» **DIRECTIONS FOR THIS TASK**:
Read the records and gather each line that includes "right".

» **PROVIDED DATA**:
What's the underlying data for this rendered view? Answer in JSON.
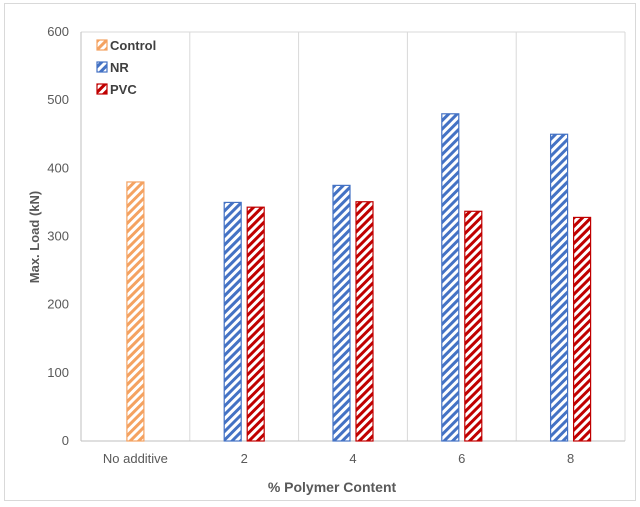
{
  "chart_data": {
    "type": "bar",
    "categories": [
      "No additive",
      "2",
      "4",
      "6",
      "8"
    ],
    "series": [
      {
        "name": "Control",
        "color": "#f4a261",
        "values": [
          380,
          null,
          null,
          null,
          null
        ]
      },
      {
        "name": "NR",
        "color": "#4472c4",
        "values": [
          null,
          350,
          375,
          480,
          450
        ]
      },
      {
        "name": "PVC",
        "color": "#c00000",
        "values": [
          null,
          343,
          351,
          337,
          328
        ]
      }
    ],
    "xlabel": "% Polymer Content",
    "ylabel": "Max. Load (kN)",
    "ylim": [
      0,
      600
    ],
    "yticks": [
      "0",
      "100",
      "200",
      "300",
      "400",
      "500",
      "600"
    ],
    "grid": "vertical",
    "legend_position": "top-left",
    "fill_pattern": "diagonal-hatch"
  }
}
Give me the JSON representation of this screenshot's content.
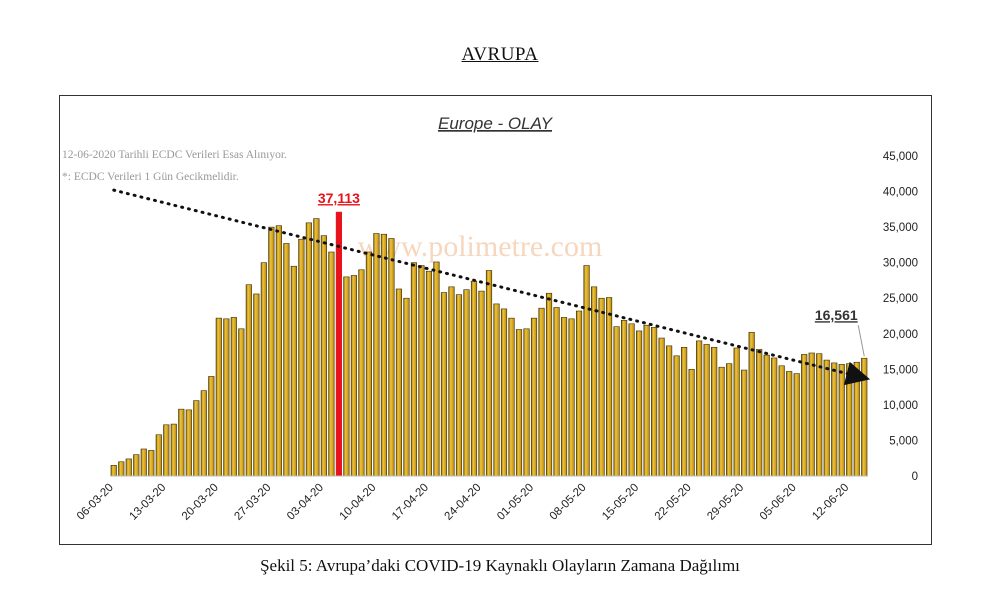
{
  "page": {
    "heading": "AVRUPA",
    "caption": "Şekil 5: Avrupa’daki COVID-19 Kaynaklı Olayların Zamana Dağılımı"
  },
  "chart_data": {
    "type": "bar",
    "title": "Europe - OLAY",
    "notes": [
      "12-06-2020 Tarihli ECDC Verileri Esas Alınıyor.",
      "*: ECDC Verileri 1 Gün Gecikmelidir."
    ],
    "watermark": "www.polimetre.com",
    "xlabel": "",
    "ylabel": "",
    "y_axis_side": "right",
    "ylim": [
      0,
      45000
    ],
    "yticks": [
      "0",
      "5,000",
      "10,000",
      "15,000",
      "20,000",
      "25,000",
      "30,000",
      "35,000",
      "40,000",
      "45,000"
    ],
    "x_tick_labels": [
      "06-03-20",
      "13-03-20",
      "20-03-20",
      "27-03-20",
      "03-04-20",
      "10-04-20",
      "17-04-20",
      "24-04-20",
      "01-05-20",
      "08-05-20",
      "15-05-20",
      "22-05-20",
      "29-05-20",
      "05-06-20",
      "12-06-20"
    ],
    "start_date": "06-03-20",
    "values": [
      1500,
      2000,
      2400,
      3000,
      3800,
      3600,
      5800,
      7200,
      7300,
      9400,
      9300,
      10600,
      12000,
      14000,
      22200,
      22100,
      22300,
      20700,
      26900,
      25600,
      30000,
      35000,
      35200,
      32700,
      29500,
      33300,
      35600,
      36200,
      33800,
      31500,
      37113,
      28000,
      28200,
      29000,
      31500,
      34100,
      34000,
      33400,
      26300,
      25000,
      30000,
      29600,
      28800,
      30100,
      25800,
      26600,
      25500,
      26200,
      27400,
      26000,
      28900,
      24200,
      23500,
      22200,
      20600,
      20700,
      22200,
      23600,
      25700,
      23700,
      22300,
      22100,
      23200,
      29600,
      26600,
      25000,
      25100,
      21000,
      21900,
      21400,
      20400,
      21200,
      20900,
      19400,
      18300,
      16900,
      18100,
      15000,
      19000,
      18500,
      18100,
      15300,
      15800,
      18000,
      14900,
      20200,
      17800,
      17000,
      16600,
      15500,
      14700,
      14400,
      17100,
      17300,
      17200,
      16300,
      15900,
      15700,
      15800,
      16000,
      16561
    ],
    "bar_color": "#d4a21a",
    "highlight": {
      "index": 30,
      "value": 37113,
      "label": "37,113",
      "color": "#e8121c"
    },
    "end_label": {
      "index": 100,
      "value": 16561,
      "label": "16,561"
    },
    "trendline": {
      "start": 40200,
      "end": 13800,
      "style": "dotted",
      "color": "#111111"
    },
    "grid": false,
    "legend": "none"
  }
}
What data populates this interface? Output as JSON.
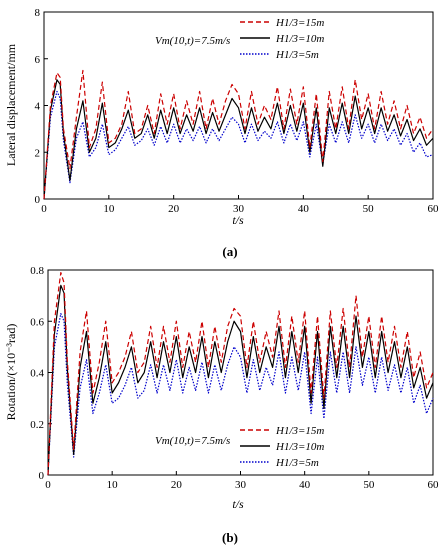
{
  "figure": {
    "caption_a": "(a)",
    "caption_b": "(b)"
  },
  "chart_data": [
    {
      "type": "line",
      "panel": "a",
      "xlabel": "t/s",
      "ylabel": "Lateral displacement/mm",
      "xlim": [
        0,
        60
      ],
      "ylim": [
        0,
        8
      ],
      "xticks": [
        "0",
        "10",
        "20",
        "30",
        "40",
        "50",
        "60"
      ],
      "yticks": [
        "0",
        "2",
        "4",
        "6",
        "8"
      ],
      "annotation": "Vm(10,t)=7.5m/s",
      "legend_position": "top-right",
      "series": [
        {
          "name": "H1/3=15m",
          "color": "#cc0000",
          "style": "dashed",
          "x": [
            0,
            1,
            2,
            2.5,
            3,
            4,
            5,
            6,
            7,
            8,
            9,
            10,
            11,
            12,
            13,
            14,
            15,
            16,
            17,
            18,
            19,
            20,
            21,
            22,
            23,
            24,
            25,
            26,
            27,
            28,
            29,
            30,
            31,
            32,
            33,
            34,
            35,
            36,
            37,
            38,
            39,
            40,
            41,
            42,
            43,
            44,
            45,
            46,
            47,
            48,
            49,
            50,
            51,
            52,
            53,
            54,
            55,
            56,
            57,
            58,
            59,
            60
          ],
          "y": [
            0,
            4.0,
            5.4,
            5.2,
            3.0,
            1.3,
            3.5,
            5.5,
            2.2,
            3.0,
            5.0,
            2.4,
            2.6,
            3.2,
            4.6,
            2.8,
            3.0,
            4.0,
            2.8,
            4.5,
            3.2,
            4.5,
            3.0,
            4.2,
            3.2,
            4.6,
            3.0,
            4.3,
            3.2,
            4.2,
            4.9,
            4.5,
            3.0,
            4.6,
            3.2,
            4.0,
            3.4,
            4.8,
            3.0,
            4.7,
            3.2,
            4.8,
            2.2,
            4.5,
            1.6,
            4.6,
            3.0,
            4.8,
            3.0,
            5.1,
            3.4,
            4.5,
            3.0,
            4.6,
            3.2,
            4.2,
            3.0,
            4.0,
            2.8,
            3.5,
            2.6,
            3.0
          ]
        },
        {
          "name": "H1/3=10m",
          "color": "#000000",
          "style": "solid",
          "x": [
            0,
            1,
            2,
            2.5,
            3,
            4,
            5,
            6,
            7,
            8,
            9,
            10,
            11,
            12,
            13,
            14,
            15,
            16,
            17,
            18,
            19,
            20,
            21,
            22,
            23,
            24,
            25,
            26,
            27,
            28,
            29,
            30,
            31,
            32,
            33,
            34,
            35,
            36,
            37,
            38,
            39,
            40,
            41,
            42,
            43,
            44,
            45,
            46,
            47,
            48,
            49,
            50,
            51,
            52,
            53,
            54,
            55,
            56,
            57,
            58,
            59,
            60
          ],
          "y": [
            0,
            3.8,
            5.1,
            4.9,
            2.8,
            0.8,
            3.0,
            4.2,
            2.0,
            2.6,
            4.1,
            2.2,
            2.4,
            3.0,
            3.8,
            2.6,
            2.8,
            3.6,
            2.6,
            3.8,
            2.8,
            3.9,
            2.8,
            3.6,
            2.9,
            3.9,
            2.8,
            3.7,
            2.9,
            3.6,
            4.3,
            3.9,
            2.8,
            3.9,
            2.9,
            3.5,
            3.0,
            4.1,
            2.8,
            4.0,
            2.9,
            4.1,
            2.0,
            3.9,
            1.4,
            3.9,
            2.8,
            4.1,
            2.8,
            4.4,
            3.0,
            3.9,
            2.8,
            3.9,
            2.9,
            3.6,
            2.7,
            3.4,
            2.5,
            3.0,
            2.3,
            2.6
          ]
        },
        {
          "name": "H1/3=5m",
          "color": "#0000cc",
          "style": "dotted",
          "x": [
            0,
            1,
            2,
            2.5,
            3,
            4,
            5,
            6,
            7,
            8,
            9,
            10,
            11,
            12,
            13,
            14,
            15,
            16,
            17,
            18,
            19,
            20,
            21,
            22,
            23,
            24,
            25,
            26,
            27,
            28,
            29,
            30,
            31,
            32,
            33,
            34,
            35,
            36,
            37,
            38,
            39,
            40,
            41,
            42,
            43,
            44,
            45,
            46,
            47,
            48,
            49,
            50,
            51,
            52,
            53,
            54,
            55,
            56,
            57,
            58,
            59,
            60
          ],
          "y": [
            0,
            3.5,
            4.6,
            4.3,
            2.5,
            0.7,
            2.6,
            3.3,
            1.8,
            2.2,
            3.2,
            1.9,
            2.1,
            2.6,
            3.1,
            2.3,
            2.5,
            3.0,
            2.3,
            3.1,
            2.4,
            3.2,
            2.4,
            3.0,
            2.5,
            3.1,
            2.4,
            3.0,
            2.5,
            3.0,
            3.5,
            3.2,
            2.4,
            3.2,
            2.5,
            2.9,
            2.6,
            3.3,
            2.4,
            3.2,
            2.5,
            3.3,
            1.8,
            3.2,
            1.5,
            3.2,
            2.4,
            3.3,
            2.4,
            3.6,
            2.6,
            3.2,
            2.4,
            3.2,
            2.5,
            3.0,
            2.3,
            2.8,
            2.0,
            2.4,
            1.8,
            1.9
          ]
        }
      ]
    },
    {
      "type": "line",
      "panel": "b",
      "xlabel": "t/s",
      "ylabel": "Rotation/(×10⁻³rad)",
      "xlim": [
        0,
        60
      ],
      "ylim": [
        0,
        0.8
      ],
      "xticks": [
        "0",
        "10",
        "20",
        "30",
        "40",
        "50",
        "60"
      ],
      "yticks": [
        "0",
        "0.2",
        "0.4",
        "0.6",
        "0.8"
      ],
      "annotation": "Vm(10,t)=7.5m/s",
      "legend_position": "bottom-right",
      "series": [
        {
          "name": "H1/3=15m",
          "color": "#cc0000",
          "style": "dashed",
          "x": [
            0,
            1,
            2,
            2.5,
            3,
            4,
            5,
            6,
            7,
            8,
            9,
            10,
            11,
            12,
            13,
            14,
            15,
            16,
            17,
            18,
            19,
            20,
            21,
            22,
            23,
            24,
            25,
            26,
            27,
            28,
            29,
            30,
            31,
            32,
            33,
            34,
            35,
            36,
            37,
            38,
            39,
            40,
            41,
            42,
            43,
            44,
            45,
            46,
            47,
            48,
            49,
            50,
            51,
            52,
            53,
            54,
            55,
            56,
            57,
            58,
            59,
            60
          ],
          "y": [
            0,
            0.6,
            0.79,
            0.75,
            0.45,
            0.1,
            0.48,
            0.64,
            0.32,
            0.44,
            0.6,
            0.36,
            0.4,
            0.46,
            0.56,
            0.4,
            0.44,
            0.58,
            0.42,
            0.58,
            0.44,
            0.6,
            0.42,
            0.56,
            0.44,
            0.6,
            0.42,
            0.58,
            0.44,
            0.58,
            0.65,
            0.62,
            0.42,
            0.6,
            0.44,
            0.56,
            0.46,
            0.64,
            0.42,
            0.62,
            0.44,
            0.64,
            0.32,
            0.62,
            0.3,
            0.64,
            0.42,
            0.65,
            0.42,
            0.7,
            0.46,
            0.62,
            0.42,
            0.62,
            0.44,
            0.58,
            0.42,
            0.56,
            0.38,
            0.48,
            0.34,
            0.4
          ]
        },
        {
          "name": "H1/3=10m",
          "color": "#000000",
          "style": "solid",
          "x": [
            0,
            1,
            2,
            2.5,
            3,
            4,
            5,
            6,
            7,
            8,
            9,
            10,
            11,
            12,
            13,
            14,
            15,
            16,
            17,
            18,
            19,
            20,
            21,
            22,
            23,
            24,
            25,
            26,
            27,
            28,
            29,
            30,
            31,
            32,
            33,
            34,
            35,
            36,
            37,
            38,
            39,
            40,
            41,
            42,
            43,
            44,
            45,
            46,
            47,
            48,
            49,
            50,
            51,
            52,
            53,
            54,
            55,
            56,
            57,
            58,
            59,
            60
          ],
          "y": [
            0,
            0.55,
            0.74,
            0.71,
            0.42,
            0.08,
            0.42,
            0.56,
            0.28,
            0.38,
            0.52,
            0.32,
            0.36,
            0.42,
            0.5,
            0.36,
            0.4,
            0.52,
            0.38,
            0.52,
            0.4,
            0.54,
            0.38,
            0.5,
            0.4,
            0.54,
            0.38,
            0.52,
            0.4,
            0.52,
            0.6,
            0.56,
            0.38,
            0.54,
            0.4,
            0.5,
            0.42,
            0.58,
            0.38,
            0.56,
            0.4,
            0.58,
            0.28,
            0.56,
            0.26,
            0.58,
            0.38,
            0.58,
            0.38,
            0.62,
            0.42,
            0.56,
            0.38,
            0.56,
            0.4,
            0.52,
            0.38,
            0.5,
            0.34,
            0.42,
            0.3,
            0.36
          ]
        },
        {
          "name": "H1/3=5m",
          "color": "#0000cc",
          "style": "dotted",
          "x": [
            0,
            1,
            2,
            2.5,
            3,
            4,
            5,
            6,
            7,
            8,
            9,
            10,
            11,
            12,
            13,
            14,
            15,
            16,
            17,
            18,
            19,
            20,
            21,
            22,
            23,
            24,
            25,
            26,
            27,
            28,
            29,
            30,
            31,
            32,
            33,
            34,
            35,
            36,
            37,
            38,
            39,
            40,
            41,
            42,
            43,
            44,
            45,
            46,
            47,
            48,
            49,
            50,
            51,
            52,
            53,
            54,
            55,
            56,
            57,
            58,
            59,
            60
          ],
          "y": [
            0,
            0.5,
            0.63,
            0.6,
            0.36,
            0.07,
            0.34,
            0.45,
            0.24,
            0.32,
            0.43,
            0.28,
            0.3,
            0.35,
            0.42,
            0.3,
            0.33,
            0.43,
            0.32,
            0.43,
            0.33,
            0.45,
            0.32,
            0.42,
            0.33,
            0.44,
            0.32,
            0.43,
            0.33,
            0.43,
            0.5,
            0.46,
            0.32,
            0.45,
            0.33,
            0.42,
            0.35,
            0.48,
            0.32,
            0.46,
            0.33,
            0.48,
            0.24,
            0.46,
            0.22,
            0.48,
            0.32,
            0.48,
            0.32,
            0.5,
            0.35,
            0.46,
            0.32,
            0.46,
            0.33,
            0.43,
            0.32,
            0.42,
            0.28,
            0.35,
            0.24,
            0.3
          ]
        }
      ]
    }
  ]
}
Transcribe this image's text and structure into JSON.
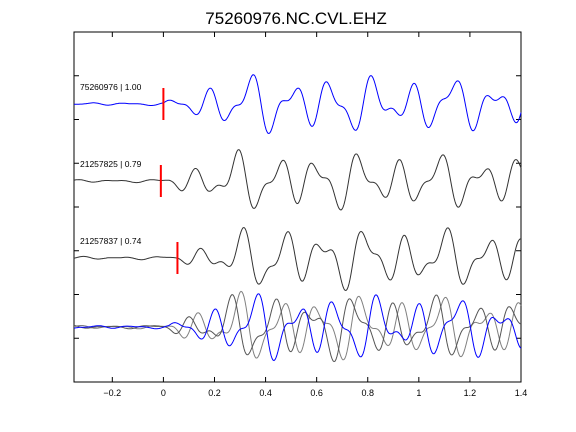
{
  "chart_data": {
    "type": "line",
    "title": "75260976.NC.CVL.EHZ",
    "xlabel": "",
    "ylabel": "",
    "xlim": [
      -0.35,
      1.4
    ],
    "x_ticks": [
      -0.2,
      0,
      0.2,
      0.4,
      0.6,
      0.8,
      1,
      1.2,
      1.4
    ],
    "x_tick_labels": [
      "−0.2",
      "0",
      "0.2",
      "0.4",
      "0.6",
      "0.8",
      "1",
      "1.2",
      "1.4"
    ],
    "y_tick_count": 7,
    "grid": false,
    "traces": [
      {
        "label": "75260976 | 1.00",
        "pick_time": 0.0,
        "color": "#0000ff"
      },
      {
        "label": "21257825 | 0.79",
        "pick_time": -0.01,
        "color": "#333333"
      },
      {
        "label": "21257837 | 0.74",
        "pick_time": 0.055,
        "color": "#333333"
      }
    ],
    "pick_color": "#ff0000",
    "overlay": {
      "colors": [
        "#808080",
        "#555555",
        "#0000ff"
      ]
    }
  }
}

» **CORRECT RESPONSE**:
    "y_axis_side": "right",
      "legend_position": "top-right",
      "legend_position": "bottom-right",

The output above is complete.